#### WHAT IS BEING ASKED
Look through the records that follow. Copy every line containing the word "bisher".

#### DATA SECTION
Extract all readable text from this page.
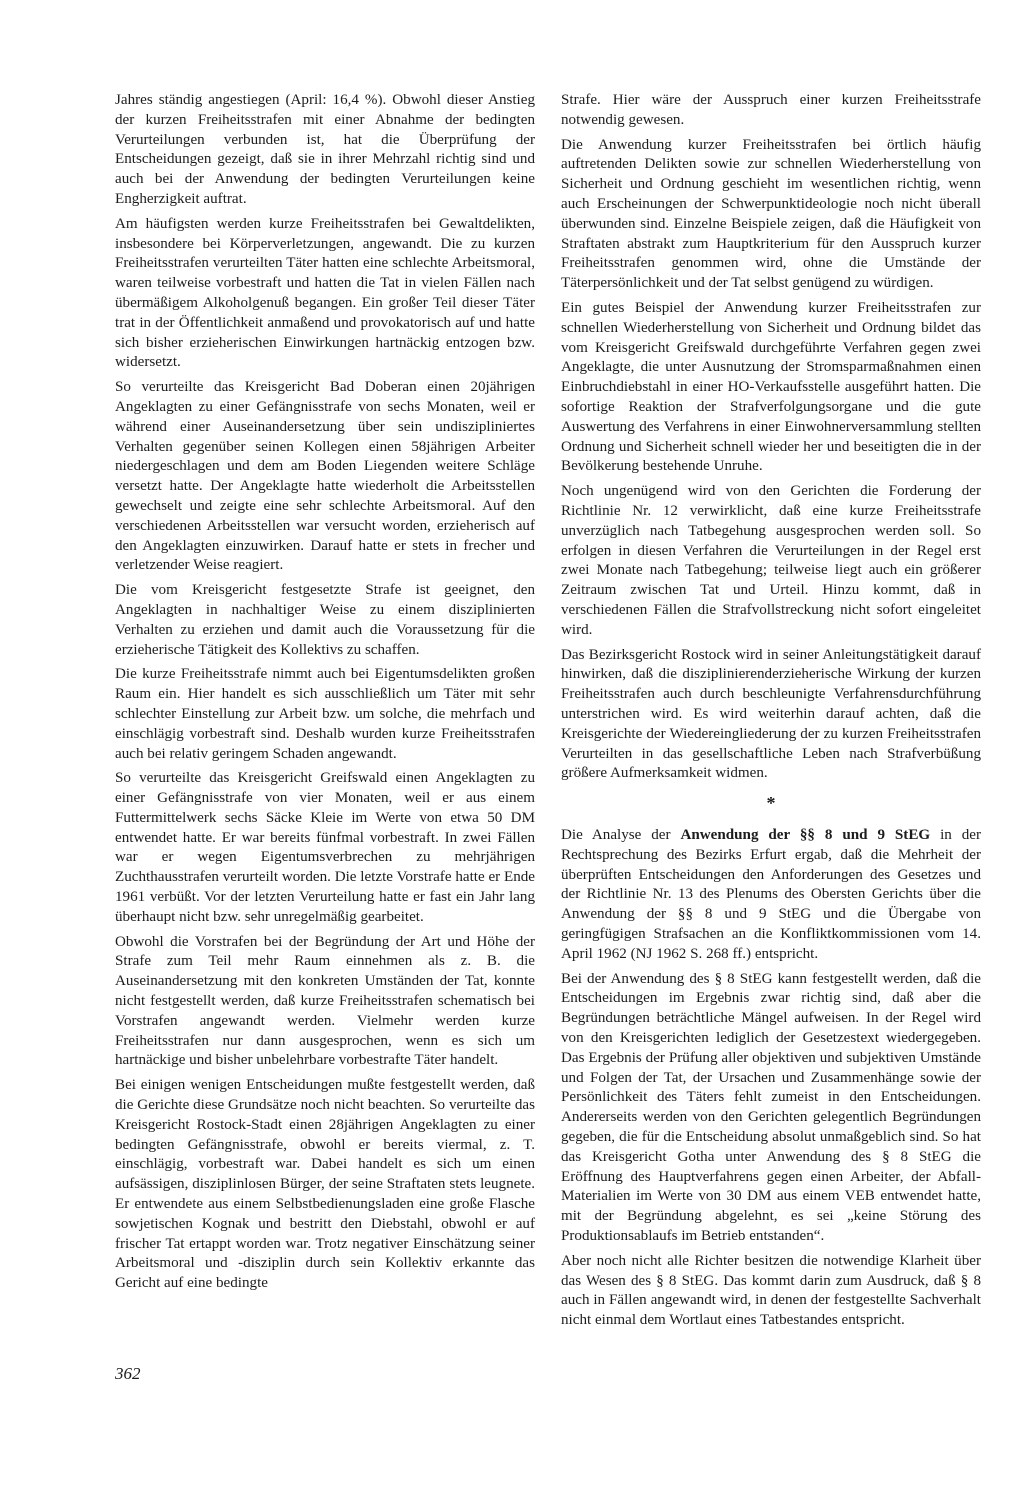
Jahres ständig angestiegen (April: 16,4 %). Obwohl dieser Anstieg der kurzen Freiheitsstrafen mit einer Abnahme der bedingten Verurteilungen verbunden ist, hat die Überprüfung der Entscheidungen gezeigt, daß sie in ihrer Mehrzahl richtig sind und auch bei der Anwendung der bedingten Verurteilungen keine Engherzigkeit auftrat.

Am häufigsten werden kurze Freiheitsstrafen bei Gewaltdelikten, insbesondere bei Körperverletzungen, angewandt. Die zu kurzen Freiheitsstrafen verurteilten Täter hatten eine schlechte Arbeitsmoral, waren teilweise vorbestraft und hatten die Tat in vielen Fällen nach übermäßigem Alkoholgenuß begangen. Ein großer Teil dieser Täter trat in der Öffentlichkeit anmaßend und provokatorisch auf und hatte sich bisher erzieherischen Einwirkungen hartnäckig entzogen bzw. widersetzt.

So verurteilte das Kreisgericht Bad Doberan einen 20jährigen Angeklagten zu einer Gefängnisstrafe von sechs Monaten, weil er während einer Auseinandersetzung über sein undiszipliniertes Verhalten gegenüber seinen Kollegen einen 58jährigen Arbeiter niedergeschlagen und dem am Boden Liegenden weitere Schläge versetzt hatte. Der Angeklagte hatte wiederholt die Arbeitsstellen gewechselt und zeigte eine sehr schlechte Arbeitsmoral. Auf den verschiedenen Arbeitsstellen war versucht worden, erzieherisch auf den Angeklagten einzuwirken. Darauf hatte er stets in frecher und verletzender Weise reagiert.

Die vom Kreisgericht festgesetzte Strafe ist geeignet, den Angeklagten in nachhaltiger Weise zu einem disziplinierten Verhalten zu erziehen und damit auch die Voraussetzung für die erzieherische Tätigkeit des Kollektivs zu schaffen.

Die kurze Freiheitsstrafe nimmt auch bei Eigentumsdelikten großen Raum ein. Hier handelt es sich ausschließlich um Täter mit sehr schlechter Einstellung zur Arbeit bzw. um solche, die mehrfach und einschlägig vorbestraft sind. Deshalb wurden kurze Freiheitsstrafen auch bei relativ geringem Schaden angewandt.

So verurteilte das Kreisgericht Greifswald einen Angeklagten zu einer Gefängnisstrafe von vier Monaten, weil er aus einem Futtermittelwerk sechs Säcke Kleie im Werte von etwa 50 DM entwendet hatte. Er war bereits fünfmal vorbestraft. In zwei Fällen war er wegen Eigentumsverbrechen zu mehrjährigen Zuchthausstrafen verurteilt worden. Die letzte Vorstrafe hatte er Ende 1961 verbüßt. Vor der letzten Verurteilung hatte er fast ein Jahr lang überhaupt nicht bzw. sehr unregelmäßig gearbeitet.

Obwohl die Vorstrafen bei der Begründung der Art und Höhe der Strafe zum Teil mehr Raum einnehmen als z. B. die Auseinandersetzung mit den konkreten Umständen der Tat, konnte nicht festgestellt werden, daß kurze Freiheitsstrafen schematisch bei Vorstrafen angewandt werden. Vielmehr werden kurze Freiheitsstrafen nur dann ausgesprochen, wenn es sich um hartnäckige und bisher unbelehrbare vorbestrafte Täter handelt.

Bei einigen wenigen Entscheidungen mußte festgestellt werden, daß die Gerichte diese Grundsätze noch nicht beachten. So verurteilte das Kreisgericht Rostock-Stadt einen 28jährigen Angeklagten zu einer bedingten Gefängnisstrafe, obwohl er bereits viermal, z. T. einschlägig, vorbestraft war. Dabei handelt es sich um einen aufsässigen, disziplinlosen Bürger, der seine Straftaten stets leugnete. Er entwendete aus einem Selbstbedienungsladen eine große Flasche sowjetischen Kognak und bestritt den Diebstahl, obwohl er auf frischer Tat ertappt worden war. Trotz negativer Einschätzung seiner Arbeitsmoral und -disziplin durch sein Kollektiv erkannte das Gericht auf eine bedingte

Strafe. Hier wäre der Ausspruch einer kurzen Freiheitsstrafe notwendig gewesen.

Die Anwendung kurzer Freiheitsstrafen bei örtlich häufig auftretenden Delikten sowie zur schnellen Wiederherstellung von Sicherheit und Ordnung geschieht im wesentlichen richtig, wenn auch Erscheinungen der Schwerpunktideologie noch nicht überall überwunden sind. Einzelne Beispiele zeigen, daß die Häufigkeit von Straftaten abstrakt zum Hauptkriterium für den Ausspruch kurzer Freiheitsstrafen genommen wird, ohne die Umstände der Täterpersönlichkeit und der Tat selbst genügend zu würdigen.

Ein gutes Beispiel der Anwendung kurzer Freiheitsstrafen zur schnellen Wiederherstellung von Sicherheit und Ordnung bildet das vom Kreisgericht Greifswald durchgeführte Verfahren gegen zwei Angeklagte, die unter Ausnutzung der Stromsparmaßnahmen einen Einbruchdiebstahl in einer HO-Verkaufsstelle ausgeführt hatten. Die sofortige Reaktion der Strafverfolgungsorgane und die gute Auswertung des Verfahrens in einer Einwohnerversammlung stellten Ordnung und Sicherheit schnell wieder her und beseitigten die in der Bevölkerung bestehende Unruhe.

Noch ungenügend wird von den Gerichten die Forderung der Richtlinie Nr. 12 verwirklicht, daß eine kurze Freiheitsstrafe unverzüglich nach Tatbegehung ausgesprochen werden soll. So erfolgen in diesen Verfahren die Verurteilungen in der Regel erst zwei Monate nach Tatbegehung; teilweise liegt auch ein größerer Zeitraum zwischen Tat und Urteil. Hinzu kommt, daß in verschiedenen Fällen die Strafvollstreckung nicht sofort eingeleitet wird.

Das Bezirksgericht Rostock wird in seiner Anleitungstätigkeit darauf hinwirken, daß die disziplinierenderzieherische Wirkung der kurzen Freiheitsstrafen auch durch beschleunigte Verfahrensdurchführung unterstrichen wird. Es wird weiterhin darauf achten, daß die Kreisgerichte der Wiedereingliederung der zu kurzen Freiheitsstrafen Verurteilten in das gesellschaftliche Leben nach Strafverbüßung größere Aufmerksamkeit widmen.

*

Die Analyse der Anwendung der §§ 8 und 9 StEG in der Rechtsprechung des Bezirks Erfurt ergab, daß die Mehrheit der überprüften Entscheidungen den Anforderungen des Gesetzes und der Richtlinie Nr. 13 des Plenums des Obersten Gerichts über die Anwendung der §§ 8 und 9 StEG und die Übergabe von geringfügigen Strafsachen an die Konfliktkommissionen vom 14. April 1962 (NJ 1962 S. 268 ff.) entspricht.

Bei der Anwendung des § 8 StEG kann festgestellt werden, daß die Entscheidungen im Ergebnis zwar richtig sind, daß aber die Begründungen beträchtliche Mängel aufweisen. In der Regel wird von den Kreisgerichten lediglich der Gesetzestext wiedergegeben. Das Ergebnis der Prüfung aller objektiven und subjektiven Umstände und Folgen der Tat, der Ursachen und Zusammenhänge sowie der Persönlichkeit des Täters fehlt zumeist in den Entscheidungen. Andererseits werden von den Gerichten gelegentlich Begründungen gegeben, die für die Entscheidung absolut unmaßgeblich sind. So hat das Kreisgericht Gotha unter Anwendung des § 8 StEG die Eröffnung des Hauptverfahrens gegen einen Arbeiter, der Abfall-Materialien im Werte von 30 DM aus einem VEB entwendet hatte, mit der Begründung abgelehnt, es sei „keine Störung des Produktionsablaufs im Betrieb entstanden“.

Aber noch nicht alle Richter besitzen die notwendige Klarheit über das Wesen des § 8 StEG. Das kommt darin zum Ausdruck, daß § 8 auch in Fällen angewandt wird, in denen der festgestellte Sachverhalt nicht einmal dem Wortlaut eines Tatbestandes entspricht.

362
...
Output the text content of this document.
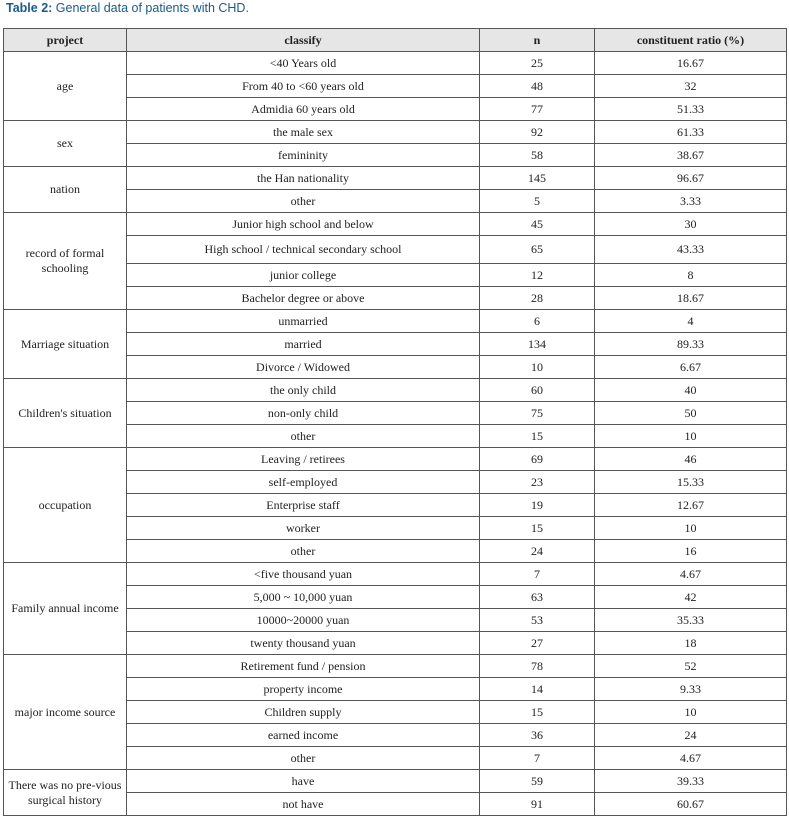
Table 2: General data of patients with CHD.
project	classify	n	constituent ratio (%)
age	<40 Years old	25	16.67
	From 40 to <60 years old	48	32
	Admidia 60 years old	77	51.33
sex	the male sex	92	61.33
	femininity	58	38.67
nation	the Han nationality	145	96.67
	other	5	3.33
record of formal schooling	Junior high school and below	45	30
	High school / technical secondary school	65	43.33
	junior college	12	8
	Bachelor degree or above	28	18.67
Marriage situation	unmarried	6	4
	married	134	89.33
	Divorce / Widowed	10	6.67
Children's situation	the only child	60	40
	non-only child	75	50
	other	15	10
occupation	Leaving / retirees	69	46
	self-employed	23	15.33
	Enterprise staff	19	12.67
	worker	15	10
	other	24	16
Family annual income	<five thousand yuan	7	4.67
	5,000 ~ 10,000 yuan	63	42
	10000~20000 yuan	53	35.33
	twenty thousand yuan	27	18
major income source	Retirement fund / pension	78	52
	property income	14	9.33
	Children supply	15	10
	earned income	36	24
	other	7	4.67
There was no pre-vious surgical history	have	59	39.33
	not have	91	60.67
...
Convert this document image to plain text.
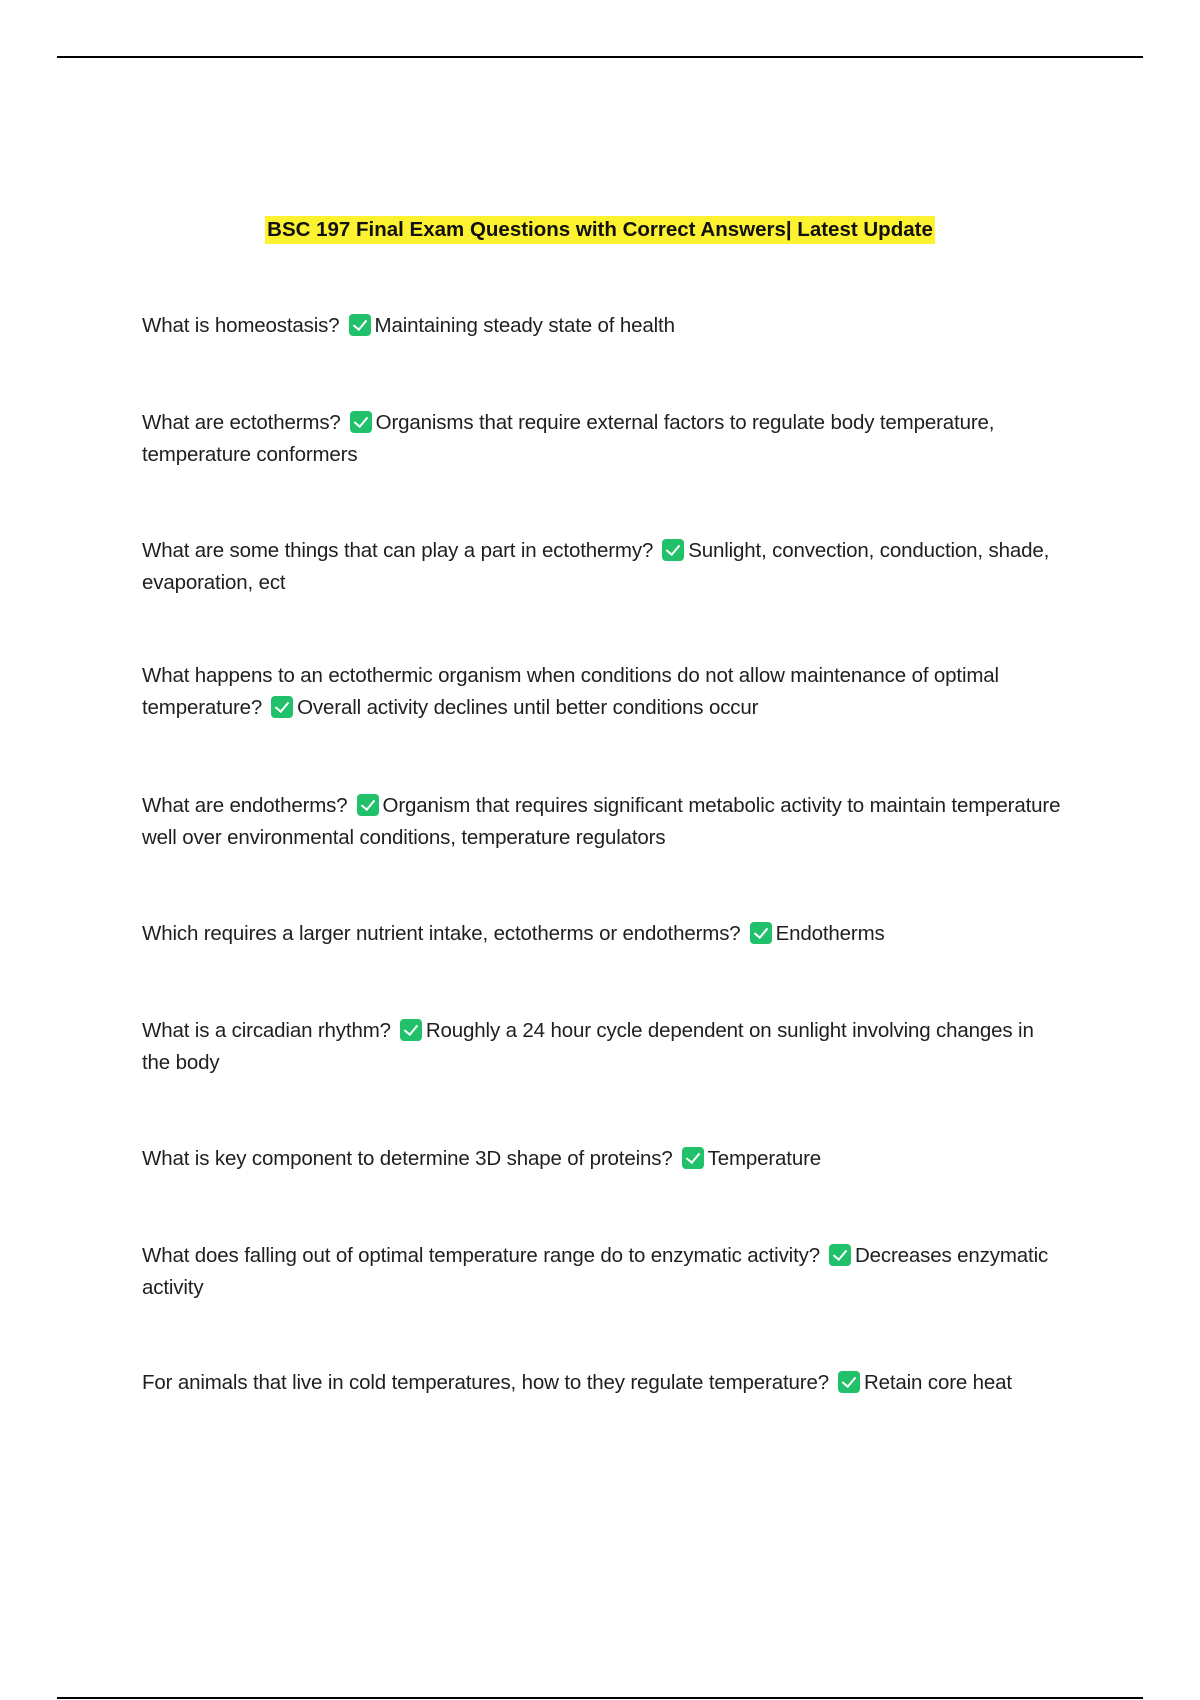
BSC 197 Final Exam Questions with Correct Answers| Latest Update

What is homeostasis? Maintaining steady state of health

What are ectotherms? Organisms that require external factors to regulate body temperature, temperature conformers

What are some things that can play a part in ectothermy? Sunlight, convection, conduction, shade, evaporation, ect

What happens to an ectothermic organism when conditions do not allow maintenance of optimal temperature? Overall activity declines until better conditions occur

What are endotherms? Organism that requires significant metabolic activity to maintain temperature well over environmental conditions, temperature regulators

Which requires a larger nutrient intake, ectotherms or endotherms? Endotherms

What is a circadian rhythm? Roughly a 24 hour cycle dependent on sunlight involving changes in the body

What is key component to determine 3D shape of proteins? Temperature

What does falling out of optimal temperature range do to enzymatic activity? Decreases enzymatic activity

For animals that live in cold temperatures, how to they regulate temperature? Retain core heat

#### REPLY TO THE EXERCISE
Am häufigsten werden kurze Freiheitsstrafen bei Gewaltdelikten, insbesondere bei Körperverletzungen, angewandt. Die zu kurzen Freiheitsstrafen verurteilten Täter hatten eine schlechte Arbeitsmoral, waren teilweise vorbestraft und hatten die Tat in vielen Fällen nach übermäßigem Alkoholgenuß begangen. Ein großer Teil dieser Täter trat in der Öffentlichkeit anmaßend und provokatorisch auf und hatte sich bisher erzieherischen Einwirkungen hartnäckig entzogen bzw. widersetzt.
Obwohl die Vorstrafen bei der Begründung der Art und Höhe der Strafe zum Teil mehr Raum einnehmen als z. B. die Auseinandersetzung mit den konkreten Umständen der Tat, konnte nicht festgestellt werden, daß kurze Freiheitsstrafen schematisch bei Vorstrafen angewandt werden. Vielmehr werden kurze Freiheitsstrafen nur dann ausgesprochen, wenn es sich um hartnäckige und bisher unbelehrbare vorbestrafte Täter handelt.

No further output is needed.